**EXERCISE TASK**: Quote the whole listing word for word. Do not include the pictures.

BEGIN TASK INPUTS

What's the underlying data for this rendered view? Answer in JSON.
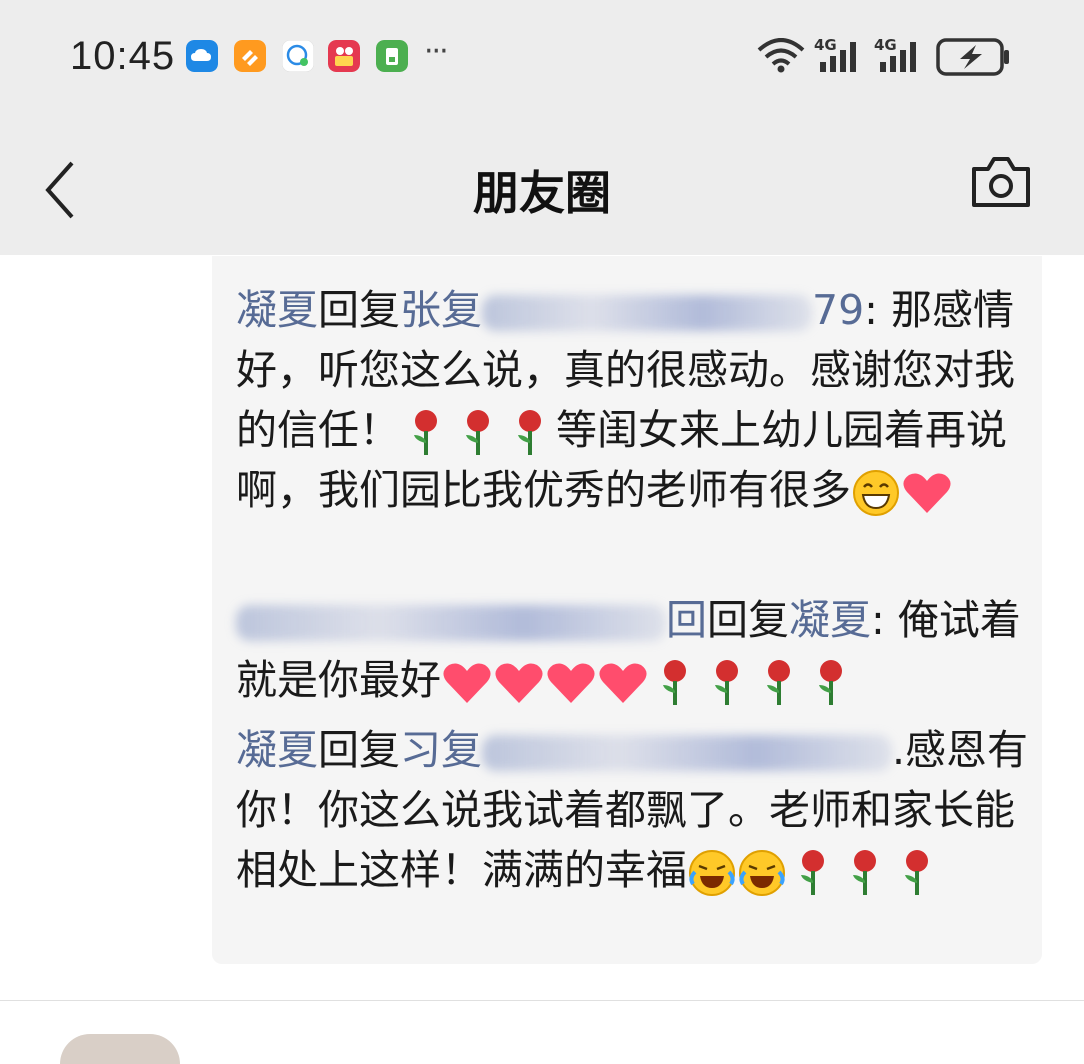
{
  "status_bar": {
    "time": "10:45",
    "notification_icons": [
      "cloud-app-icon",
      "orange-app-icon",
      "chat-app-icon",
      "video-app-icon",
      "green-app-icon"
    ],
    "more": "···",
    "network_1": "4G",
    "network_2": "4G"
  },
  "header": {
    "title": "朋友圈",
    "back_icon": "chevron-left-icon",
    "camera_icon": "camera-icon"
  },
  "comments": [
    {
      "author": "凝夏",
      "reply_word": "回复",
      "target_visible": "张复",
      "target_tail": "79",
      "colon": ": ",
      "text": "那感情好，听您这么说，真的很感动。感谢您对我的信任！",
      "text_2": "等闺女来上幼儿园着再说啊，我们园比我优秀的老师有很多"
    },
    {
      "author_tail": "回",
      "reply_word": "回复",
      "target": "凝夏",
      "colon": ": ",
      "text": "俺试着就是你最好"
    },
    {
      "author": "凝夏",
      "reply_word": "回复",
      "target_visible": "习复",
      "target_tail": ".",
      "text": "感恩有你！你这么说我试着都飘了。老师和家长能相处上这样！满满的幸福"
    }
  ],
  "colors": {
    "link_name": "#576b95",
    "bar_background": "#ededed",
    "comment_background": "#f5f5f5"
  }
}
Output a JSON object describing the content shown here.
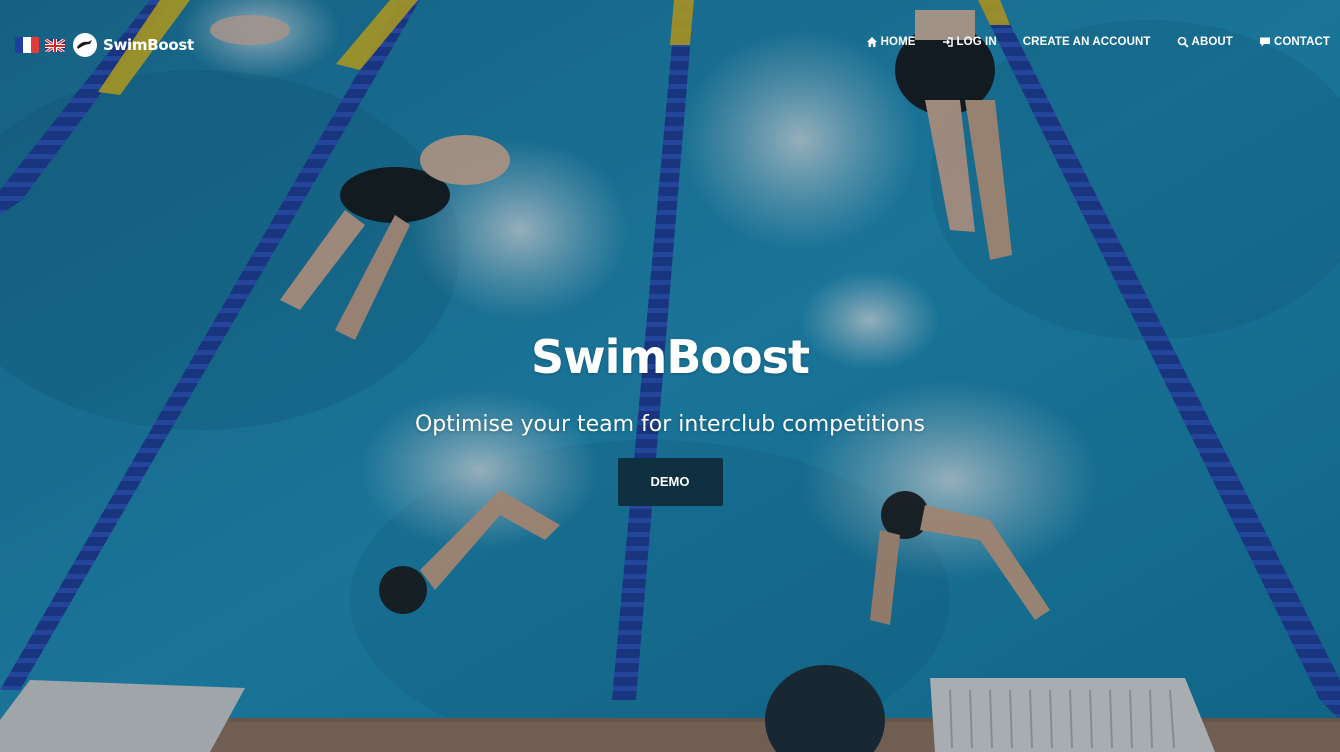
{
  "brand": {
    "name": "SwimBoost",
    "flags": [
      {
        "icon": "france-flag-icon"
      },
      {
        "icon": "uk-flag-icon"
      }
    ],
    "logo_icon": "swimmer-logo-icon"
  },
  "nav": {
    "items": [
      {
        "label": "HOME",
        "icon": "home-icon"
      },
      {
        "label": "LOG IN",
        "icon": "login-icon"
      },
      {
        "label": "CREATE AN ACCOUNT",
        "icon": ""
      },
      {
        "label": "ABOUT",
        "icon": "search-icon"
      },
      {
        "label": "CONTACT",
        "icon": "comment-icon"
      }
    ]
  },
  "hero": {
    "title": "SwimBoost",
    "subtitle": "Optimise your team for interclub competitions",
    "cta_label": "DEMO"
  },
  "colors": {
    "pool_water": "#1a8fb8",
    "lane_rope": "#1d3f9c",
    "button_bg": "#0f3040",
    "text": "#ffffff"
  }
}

END TASK INPUTS

**TASK RESULT**:
What's the underlying data for this rendered view? Answer in JSON.
{
  "status_bar": {
    "time": "10:45",
    "notification_icons": [
      "cloud-app-icon",
      "orange-app-icon",
      "chat-app-icon",
      "video-app-icon",
      "green-app-icon"
    ],
    "more": "···",
    "network_1": "4G",
    "network_2": "4G"
  },
  "header": {
    "title": "朋友圈",
    "back_icon": "chevron-left-icon",
    "camera_icon": "camera-icon"
  },
  "comments": [
    {
      "author": "凝夏",
      "reply_word": "回复",
      "target_visible": "张复",
      "target_tail": "79",
      "colon": ": ",
      "text": "那感情好，听您这么说，真的很感动。感谢您对我的信任！",
      "text_2": "等闺女来上幼儿园着再说啊，我们园比我优秀的老师有很多"
    },
    {
      "author_tail": "回",
      "reply_word": "回复",
      "target": "凝夏",
      "colon": ": ",
      "text": "俺试着就是你最好"
    },
    {
      "author": "凝夏",
      "reply_word": "回复",
      "target_visible": "习复",
      "target_tail": ".",
      "text": "感恩有你！你这么说我试着都飘了。老师和家长能相处上这样！满满的幸福"
    }
  ],
  "colors": {
    "link_name": "#576b95",
    "bar_background": "#ededed",
    "comment_background": "#f5f5f5"
  }
}
Output a JSON object describing the content shown here.
{
  "brand": {
    "name": "SwimBoost",
    "flags": [
      {
        "icon": "france-flag-icon"
      },
      {
        "icon": "uk-flag-icon"
      }
    ],
    "logo_icon": "swimmer-logo-icon"
  },
  "nav": {
    "items": [
      {
        "label": "HOME",
        "icon": "home-icon"
      },
      {
        "label": "LOG IN",
        "icon": "login-icon"
      },
      {
        "label": "CREATE AN ACCOUNT",
        "icon": ""
      },
      {
        "label": "ABOUT",
        "icon": "search-icon"
      },
      {
        "label": "CONTACT",
        "icon": "comment-icon"
      }
    ]
  },
  "hero": {
    "title": "SwimBoost",
    "subtitle": "Optimise your team for interclub competitions",
    "cta_label": "DEMO"
  },
  "colors": {
    "pool_water": "#1a8fb8",
    "lane_rope": "#1d3f9c",
    "button_bg": "#0f3040",
    "text": "#ffffff"
  }
}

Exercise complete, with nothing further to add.